━━━━━ PROVIDED DATA ━━━━━

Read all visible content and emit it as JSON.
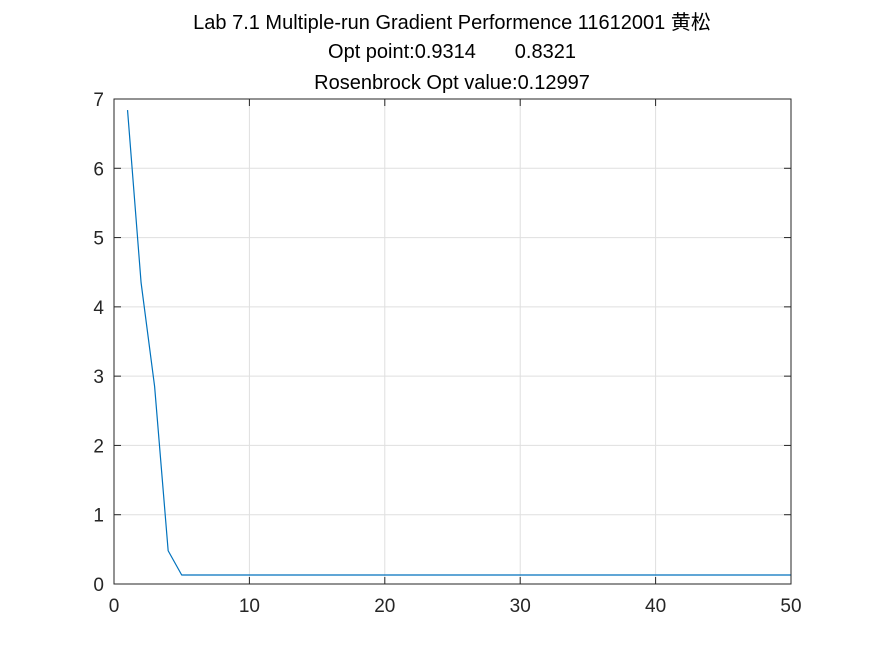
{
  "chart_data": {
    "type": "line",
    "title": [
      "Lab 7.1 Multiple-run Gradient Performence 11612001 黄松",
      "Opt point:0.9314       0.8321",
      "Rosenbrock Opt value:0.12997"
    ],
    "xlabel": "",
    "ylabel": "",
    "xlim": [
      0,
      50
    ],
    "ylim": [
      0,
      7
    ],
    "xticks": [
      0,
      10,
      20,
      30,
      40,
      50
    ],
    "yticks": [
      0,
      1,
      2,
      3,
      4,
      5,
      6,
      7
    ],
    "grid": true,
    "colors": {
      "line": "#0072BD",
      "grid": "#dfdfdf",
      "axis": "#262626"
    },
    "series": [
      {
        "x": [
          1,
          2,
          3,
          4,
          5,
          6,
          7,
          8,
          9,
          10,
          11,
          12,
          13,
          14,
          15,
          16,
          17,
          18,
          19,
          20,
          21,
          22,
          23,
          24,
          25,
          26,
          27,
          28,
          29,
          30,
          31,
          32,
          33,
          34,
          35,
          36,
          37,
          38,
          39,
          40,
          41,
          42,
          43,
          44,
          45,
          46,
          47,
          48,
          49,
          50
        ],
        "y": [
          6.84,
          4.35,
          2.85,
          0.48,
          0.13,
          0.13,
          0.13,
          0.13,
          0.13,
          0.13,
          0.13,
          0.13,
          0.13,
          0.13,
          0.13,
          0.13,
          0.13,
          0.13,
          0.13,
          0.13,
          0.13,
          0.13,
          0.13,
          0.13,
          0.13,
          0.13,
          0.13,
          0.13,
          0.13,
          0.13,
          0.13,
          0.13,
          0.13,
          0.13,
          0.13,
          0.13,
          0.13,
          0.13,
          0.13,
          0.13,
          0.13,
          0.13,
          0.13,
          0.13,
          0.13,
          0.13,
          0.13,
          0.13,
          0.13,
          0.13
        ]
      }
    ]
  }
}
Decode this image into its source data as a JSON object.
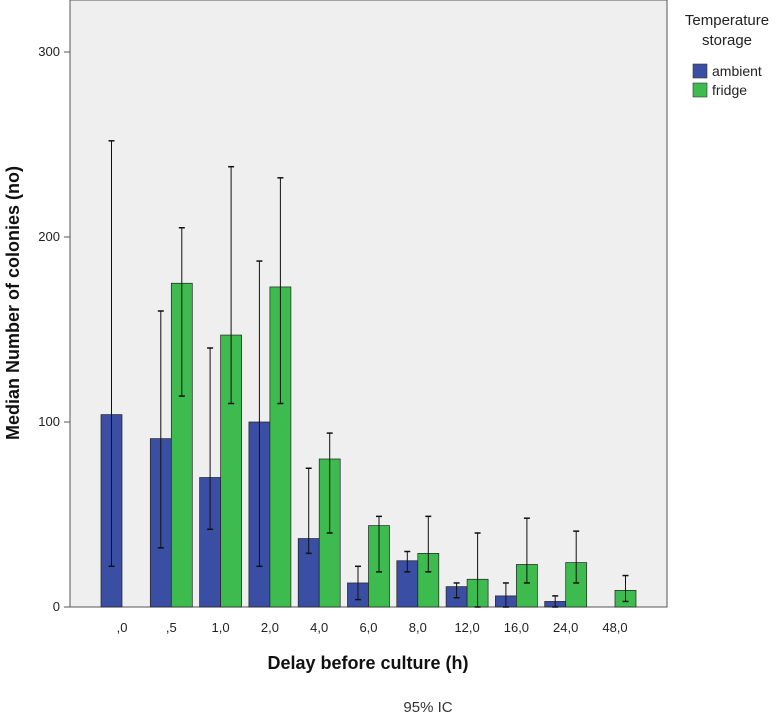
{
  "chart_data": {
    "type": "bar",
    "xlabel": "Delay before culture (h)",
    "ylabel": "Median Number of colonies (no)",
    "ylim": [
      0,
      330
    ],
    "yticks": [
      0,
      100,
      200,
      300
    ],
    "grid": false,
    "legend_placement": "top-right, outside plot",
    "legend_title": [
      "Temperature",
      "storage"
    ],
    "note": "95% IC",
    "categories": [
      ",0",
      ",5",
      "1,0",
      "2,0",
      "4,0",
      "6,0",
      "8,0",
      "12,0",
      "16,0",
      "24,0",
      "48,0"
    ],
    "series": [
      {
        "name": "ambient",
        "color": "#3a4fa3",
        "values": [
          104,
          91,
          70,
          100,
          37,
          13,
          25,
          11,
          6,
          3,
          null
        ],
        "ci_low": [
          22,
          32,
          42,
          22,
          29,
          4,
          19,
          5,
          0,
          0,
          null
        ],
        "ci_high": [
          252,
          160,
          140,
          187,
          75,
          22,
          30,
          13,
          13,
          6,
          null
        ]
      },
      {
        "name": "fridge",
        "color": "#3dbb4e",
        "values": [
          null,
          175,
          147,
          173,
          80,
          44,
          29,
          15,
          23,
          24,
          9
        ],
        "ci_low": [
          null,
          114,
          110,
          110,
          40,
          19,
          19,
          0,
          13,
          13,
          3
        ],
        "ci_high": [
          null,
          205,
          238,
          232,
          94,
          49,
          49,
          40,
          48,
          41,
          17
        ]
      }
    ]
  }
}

━━━━━

■ **WHAT IS REQUIRED**
From the listing above, copy every line that holds the string "JSON".

■ **WRITTEN ANSWER**
Read all visible content and emit it as JSON.
Decode this image into its source data as a JSON object.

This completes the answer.